▶ _Stated goal A_: In the Nibbler CPU description, rewrite the paragraph that begins "Because instruction opcodes are 4 bits wide" as a short bulleted list, keeping its main facts.
▶ _Stated goal B_:
Answer these questions from the Nibbler CPU description:
(i) How many chips does the CPU contain in total?
(ii) Which SRAM part is listed in the specs?
(iii) What is the name of the accumulator register?
▶ _Stated goal C_: Carry on writing the Nibbler CPU description, picking up after its last sentence.

▶ _Quoted text_:
## start

Nibbler 4 Bit CPU

Summary

Nibbler is a 4 bit CPU built from standard 7400 series logic chips – individual counters, registers, buffers, and gates. It’s an educational example of a simple CPU that’s easy to understand and build, but still capable of running games and other interesting programs. Nibbler is built using wire-wrapping on a 5 x 4 inch (127 x 102 mm) perfboard. The CPU contains 17 chips in total.

Download the Nibbler file archive containing all the design files and tools.

Follow the development history of Nibbler to learn more about the process that led to its construction.

Specs

4 bit custom-made CPU
12 bit addressing, 4K address space size
Harvard architecture – separate program and data memory spaces
2.46 MHz clock speed, 2 clocks per instruction = 1.23 million instructions/sec
Thirteen 7400-series chips in the CPU data and control paths
Two 28C16 EEPROMs store microcode for generating internal control signals
4K x 4 SRAM (CY7C168A)
28C64 EEPROM stores programs
Four pushbutton inputs
16 x 2 character LCD
Audio speaker
About 100 mA current draw at 5V

Demos

For a small pile of 7400 logic chips, Nibbler can do some cool stuff! Check out these videos of Nibbler running the games Mastermind and Frogger, and playing the Blue Danube Waltz. For lots more information about how these demos were made, see this post. Switch to the 480p quality setting for a bit more detail in the videos.

Architecture

The primary design goal was to make everything easy to understand, to encourage other people to learn from Nibbler and get inspired to build their own CPU. In several cases, obvious performance optimizations were intentionally omitted in order to keep things simple. However, Nibbler is not a true minimal CPU. With a 12-bit address space and a 16 x 2 character LCD display, it’s capable of much more than just blinking a few LEDs.

The architecture of Nibbler is shown above. The program counter (PC) provides the address for the program ROM. The program byte is combined with other status bits to provide the address for the microcode ROMs. These ROMs generate the internal control signals needed to load, enable, and increment the other chips in the CPU at the appropriate times. Each ROM outputs a different set of eight of the sixteen total control signals. The program byte is also used to construct addresses for RAM and for jump destinations, as well as to put immediate literal values on the data bus.

In contrast to most modern CPUs, the Nibbler design uses a Harvard Architecture. That means programs and data are stored in separate address spaces, and travel on separate busses. The data bus is 4 bits wide, as one should expect for a 4-bit CPU. The program bus is 8 bits wide: 4 bits for the instruction opcode, and 4 bits for the immediate operand or high bits of the target address.

Because instruction opcodes are 4 bits wide, there are 16 possible types of instructions. All instructions require exactly two clock cycles to execute. During the first clock cycle, called phase 0, the instruction opcode and operand are retrieved from memory and stored in a register called Fetch. The second clock cycle, called phase 1, performs the calculation or operation needed to execute the instruction.

A load-store design is used, with all arithmetic and logical computation results stored into the single 4-bit accumulator register named “A”. Data can be moved between A and memory locations in RAM, but otherwise all the CPU instructions operate only on A.

Program and data addresses are both 12 bits wide, resulting in total addressable storage of 4096 8-bit bytes for programs and 4096 4-bit nibbles for data. Since instruction opcodes are 4 bits wide, instructions involving absolute memory addresses are 4 + 12 = 16 bits in size, or two program bytes. Instructions involving only a 4 bit literal value are 4 + 4 = 8 bits in size, or one program byte.

## end

▶ _Stored rows_:

## start

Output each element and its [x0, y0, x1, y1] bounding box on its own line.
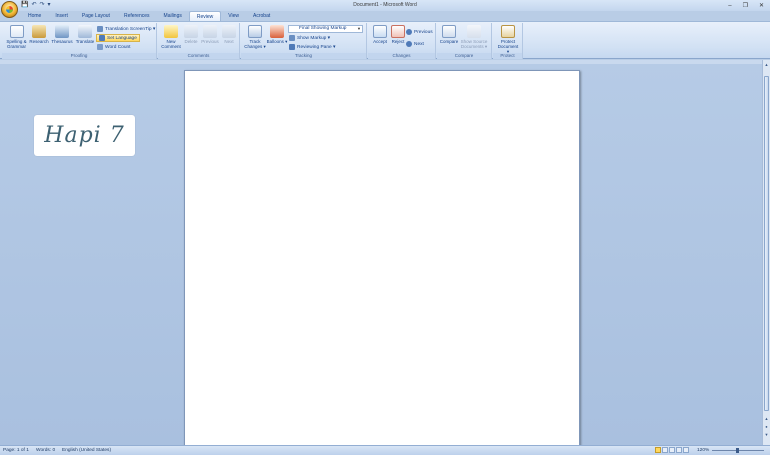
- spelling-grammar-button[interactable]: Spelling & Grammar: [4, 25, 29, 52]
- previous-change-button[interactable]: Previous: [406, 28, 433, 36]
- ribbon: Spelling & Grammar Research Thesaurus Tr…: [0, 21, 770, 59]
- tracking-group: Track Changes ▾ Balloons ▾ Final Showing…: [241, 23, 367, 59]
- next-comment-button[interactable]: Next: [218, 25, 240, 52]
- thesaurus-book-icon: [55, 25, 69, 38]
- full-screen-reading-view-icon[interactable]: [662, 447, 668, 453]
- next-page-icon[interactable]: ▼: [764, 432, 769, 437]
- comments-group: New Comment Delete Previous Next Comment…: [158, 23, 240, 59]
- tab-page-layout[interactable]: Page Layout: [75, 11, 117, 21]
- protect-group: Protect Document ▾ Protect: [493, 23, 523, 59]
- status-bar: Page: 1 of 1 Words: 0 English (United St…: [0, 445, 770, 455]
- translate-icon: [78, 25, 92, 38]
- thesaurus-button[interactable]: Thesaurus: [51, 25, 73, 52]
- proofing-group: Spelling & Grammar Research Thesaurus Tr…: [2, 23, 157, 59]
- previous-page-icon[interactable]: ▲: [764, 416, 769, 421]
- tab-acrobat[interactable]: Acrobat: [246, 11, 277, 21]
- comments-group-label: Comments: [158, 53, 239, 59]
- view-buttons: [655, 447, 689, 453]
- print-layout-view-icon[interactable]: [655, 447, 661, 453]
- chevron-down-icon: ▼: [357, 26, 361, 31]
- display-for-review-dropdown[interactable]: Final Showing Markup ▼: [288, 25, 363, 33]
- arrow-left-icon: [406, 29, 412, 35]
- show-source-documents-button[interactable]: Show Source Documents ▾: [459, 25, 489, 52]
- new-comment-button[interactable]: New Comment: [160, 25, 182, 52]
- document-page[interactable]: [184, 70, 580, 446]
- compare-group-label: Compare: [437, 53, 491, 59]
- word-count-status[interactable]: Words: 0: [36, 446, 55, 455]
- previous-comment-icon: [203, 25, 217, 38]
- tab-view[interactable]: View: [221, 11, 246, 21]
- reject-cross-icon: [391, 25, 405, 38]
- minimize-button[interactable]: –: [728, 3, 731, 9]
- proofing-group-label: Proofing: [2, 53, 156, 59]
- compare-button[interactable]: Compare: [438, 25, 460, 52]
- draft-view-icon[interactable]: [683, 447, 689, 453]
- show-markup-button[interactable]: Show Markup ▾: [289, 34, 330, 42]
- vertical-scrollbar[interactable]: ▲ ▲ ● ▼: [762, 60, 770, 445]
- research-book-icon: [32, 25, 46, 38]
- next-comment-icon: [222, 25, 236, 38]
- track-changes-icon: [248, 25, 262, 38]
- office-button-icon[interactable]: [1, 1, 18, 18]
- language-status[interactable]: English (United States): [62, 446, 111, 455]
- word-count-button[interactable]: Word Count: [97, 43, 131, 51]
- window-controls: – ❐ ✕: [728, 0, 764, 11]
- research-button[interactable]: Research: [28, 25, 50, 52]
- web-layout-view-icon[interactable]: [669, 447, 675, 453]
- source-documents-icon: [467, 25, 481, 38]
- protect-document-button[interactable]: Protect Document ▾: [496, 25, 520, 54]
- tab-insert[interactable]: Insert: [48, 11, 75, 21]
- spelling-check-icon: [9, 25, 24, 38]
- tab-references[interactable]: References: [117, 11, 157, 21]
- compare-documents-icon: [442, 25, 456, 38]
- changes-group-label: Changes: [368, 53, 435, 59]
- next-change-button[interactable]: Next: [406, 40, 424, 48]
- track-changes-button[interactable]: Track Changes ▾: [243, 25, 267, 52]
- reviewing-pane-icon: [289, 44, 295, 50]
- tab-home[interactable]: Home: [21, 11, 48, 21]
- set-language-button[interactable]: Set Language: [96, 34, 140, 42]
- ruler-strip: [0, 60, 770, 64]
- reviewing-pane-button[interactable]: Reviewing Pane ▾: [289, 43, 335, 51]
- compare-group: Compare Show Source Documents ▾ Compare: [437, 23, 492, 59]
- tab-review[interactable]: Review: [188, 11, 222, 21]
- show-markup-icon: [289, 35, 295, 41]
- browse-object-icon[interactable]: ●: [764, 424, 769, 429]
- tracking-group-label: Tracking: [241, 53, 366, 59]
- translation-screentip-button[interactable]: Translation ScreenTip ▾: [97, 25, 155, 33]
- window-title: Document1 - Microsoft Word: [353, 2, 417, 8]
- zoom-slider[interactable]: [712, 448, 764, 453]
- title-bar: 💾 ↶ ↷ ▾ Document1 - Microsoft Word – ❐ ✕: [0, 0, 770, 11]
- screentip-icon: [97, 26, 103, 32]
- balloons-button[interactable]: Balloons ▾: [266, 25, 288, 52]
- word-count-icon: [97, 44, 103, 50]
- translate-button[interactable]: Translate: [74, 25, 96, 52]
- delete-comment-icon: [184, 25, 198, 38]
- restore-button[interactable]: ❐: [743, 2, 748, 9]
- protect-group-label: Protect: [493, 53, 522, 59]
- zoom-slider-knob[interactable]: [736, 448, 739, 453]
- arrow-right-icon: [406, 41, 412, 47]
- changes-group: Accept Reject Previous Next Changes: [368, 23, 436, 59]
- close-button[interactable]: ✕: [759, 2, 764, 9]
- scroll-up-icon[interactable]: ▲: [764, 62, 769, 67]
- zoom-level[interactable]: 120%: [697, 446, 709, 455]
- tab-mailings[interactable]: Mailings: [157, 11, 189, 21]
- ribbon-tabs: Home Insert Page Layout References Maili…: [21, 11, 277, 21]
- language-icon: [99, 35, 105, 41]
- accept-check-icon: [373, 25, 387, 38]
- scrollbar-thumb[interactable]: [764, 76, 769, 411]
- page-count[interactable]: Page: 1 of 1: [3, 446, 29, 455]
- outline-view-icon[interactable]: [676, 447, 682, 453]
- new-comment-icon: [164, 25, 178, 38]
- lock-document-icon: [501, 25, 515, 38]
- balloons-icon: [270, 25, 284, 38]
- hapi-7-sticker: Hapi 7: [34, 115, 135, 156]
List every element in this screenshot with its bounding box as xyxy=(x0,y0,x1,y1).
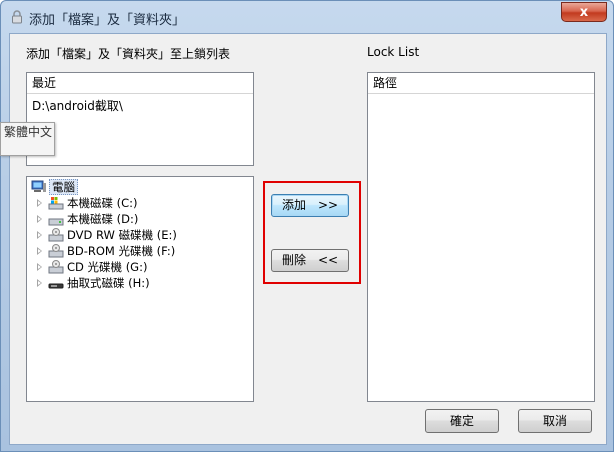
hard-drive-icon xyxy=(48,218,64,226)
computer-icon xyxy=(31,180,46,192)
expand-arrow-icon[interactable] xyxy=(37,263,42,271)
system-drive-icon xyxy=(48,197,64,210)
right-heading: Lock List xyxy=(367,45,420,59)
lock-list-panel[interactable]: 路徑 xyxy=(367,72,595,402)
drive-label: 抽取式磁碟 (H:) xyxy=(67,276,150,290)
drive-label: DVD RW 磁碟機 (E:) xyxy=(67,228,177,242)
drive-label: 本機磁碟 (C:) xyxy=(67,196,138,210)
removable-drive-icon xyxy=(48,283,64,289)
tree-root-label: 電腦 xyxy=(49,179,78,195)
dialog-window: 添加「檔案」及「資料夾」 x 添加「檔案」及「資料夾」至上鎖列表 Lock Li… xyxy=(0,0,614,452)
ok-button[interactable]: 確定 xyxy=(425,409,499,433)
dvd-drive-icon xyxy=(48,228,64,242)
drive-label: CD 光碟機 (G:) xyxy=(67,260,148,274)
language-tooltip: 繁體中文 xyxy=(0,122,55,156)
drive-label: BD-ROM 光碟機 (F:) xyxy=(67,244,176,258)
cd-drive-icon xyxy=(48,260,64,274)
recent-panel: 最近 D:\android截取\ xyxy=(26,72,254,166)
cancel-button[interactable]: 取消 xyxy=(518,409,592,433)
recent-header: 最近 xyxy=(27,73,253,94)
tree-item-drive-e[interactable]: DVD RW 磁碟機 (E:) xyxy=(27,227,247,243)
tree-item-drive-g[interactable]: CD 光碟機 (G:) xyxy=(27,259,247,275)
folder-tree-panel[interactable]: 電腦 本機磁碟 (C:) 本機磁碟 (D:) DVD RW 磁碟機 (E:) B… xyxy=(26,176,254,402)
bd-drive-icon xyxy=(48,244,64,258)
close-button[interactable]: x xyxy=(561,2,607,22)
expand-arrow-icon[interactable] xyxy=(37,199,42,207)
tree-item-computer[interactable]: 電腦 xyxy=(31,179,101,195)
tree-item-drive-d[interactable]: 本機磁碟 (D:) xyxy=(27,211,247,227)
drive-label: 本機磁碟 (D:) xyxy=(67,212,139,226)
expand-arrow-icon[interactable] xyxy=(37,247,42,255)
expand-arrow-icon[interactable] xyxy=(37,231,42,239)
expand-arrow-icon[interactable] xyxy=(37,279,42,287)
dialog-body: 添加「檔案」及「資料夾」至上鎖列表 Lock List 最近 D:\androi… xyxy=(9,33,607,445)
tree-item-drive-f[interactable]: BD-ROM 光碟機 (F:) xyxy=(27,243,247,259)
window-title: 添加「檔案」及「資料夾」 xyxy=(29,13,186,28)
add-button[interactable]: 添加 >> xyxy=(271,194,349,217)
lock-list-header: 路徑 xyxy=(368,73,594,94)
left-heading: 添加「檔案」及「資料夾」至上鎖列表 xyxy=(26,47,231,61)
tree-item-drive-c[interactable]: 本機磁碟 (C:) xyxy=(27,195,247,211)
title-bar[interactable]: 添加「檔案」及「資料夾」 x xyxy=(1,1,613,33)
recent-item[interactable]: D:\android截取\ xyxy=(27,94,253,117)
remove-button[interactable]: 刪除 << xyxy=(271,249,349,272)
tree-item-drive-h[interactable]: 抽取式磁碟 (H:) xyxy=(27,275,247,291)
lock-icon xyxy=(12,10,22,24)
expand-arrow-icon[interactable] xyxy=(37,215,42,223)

## end

▶ _Task answer A_:
- The 4-bit opcodes allow 16 possible types of instructions.
- Every instruction takes exactly two clock cycles.
- Phase 0 (first cycle): the opcode and operand are retrieved from memory and stored in a register called Fetch.
- Phase 1 (second cycle): the calculation or operation that executes the instruction is performed.

▶ _Task answer B_:
(i) 17 chips.
(ii) The CY7C168A (4K x 4).
(iii) "A".

▶ _Task answer C_:
Up to thirty-two distinct I/O devices can be supported by the design: sixteen inputs and sixteen outputs. However, Nibbler uses just one IN port and two OUT ports. The input comes from four momentary pushbuttons, arranged in a left/right/down/up configuration, and connected to the lone IN port. Output utilizes one of the two OUT ports, and includes a programmer LED used for debugging, as well as a piezo speaker for software-controlled sound, and a 16 x 2 character-based LCD display.

Limitations

Nibbler is notable for a few things it does NOT have. There’s no address decoder, because there’s not more than one chip mapped into different regions of the same address space. Program ROM occupies all of the program address space, and RAM occupies all of the data address space. I/O peripherals aren’t memory-mapped, but instead use port-specific IN and OUT instructions to transfer data.

Nibbler also lacks any address registers, which means it can’t support any form of indirect addressing, nor a hardware-controlled stack. All memory references must use absolute addresses. That’s a significant limitation, but it’s in keeping with the project’s K.I.S.S. design goals. With the use of jump tables and dedicated memory locations, Nibbler programs can implement a simple call/return mechanism without a true stack.

Schematic

Click the schematic image to view the full-sized version. The whole system fits on a single page, including the CPU itself and the I/O devices, so it’s easy to wrap your head around.

Except for RAM and ROM, all the chips shown here are common 7400 series parts. I used the 7400HCT logic family for most parts, which requires less power while offering similar speed to the more common 7400LS family.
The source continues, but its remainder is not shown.